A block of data
========

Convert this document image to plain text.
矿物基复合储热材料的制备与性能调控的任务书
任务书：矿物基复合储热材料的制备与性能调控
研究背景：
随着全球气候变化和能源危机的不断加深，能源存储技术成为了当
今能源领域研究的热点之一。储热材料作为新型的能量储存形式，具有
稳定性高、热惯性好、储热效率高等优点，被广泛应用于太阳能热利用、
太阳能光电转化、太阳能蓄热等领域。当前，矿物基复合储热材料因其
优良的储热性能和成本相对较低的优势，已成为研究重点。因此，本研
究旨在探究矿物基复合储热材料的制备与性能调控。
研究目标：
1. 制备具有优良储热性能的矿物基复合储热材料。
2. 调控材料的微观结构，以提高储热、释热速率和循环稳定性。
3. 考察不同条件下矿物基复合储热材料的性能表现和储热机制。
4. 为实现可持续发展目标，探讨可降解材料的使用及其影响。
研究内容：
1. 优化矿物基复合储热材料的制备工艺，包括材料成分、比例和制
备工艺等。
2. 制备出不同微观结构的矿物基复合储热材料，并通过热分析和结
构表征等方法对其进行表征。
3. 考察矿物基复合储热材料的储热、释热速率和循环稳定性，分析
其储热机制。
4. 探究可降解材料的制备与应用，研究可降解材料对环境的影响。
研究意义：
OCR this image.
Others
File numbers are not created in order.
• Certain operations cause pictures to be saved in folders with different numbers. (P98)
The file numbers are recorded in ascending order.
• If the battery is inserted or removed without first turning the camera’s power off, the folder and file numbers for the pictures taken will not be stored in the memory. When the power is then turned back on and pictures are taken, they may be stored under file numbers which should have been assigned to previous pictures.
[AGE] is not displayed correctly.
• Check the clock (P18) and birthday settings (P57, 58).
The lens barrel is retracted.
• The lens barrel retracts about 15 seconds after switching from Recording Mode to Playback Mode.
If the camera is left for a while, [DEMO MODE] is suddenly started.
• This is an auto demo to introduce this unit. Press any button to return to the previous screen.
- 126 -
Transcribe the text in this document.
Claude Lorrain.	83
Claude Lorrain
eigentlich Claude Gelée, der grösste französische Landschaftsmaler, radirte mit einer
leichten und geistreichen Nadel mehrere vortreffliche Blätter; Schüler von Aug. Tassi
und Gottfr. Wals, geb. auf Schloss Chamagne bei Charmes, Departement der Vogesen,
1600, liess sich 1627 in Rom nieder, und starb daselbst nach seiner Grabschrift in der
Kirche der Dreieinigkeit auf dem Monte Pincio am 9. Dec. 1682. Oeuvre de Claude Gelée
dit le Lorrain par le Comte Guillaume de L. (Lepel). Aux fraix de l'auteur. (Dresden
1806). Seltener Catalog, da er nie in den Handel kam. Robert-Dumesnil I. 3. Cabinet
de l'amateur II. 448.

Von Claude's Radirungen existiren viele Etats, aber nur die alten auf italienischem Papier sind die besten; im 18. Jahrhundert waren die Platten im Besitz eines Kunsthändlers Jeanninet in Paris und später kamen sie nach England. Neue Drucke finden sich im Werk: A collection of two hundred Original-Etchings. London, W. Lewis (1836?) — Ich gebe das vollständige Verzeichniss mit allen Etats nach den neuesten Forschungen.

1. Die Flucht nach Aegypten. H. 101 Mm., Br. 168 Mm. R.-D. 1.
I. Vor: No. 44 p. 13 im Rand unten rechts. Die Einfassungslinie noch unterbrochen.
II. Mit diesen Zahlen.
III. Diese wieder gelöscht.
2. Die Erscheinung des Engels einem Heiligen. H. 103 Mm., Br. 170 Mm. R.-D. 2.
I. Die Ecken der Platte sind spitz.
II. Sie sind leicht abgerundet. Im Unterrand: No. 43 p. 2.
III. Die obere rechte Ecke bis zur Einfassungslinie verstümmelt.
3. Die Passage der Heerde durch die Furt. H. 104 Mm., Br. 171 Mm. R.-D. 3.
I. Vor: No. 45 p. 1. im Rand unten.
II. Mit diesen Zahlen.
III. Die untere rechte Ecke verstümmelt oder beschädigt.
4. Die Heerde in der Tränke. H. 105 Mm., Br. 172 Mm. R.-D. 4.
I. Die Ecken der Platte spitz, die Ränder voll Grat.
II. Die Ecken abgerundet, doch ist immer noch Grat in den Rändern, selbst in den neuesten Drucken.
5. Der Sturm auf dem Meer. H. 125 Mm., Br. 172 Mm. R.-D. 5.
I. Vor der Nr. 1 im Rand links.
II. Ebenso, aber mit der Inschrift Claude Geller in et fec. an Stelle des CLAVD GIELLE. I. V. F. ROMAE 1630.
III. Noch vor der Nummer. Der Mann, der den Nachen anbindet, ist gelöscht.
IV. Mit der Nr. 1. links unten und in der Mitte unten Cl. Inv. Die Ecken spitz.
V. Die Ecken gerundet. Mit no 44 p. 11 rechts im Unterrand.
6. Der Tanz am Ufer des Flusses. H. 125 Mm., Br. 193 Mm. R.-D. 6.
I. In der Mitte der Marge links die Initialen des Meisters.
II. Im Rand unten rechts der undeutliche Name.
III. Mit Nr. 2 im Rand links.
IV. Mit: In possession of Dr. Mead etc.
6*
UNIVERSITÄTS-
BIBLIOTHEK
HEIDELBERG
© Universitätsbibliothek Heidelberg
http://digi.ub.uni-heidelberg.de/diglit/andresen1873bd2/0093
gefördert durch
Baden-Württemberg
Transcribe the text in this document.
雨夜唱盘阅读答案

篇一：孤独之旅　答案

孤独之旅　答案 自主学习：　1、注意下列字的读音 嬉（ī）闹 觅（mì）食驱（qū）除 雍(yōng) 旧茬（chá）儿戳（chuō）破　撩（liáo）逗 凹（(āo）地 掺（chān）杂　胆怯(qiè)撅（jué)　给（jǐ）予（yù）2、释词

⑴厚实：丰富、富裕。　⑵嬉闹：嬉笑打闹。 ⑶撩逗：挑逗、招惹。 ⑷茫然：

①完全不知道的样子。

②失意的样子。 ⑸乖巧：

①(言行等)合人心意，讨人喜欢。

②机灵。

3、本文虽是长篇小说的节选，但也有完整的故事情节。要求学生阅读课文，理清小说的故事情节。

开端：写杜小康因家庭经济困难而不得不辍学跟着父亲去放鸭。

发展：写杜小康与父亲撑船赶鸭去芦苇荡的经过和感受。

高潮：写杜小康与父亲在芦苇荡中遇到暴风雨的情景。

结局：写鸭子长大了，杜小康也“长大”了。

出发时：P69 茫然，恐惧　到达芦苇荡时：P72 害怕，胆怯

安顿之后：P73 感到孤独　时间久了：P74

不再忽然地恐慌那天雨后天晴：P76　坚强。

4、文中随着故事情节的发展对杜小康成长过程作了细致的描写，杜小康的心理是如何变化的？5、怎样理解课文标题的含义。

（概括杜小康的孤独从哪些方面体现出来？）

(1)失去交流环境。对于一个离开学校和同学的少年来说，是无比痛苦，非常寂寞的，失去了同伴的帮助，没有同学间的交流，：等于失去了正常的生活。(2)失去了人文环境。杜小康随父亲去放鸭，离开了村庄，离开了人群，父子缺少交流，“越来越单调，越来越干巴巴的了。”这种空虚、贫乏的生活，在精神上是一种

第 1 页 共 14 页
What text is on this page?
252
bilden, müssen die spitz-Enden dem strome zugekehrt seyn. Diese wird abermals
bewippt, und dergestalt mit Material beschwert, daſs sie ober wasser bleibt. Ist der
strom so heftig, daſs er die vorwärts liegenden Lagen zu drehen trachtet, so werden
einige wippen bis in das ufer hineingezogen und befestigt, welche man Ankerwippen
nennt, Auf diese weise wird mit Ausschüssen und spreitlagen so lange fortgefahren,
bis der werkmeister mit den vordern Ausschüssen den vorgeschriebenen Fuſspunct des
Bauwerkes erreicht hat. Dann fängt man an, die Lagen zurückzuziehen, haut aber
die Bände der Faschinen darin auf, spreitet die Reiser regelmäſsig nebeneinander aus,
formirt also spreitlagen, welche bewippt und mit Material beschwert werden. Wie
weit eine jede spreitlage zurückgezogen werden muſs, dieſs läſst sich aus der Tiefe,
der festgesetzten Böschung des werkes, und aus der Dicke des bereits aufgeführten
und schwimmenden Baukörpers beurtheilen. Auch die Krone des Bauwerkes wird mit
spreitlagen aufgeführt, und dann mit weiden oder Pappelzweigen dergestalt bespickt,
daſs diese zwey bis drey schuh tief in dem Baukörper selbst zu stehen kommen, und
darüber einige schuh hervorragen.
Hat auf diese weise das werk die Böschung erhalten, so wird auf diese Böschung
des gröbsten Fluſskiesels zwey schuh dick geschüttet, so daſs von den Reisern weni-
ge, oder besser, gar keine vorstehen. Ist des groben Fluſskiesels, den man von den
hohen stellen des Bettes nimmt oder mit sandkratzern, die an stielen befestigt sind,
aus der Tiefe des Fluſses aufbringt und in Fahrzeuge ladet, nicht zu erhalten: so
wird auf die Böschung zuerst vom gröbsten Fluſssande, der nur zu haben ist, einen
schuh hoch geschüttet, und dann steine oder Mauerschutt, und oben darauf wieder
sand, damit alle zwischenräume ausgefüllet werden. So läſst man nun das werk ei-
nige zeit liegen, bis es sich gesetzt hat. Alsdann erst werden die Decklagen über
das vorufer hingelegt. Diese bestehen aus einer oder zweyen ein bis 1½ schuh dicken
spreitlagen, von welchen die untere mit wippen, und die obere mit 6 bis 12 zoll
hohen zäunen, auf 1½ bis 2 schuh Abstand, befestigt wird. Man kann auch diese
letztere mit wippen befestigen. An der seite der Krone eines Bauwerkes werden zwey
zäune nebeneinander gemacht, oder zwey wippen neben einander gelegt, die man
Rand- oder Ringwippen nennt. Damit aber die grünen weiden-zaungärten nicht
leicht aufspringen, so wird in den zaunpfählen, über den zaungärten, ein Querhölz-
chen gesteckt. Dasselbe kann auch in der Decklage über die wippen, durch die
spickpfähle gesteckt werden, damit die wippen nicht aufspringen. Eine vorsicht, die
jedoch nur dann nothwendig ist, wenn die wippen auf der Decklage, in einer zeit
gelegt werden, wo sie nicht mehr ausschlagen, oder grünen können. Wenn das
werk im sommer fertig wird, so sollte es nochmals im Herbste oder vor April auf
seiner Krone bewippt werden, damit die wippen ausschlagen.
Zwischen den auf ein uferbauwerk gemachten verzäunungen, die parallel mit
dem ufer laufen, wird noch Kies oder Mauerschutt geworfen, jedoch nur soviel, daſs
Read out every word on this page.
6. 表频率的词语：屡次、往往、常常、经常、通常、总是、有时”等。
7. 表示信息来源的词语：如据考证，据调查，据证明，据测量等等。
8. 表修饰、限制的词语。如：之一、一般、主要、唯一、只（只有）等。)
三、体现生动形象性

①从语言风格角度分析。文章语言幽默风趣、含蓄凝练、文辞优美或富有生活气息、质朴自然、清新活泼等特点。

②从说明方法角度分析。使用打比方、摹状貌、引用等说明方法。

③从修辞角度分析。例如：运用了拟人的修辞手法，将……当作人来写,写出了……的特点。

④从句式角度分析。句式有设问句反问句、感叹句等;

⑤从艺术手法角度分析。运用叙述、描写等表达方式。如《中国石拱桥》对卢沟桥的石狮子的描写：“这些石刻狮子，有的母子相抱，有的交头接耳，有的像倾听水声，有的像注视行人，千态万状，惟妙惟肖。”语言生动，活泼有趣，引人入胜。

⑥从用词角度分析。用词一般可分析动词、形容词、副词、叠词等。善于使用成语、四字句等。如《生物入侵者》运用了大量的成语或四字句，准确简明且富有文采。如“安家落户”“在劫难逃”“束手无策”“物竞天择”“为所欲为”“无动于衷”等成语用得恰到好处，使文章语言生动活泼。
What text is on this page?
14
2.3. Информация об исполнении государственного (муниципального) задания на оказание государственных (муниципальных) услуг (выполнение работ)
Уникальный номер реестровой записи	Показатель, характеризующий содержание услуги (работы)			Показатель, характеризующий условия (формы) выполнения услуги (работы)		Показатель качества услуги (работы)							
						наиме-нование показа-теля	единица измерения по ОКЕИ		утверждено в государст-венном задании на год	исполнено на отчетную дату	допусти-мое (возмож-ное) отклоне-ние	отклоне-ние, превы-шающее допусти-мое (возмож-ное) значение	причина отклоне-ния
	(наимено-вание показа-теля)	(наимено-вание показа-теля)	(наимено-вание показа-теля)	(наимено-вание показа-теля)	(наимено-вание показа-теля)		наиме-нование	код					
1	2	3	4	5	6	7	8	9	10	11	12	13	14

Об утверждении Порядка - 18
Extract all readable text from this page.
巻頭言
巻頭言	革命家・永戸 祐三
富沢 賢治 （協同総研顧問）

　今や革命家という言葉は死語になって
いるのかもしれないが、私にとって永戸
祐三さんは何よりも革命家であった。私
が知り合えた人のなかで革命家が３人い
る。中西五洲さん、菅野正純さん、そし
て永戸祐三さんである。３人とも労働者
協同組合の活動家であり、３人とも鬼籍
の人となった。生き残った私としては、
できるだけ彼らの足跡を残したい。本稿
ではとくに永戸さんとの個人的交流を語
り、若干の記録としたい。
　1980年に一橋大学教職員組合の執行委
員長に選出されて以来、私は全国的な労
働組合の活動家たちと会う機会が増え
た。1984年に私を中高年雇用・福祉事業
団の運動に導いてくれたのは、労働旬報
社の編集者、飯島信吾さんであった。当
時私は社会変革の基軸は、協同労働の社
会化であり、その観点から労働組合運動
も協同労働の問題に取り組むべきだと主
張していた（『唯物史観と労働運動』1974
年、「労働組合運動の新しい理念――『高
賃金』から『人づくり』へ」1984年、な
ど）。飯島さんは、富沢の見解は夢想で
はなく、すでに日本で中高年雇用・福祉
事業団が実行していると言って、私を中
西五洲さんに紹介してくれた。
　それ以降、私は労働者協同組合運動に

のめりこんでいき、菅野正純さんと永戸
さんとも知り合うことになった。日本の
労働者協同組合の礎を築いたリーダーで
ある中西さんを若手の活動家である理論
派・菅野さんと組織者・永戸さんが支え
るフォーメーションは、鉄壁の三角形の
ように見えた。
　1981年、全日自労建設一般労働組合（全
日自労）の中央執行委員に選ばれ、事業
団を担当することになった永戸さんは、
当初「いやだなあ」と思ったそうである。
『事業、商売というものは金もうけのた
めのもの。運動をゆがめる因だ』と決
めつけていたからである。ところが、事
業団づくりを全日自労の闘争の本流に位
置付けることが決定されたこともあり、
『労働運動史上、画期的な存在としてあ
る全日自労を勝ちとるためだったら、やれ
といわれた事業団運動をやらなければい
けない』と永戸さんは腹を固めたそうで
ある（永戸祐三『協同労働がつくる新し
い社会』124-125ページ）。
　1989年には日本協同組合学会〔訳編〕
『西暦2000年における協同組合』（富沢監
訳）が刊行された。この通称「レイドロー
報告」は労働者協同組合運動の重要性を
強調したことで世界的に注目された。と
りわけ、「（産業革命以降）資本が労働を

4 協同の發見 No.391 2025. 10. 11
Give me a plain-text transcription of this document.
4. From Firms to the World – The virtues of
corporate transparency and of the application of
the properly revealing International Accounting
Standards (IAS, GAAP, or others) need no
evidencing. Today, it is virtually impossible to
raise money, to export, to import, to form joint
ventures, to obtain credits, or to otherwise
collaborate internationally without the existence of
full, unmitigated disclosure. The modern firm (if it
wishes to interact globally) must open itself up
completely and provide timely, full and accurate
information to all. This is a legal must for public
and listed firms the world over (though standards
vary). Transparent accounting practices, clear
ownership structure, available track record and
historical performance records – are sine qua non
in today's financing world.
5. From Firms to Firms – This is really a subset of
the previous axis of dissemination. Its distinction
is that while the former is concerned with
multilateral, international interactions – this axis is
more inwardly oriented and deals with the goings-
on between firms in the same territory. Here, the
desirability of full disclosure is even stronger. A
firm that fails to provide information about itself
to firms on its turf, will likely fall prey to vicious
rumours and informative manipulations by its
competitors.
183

========

# Work to complete:
For the listing above, identify each line bearing "document".

# Response to this task:
Convert this document image to plain text.
Transcribe the text in this document.
Transcribe the text in this document.
Give me a plain-text transcription of this document.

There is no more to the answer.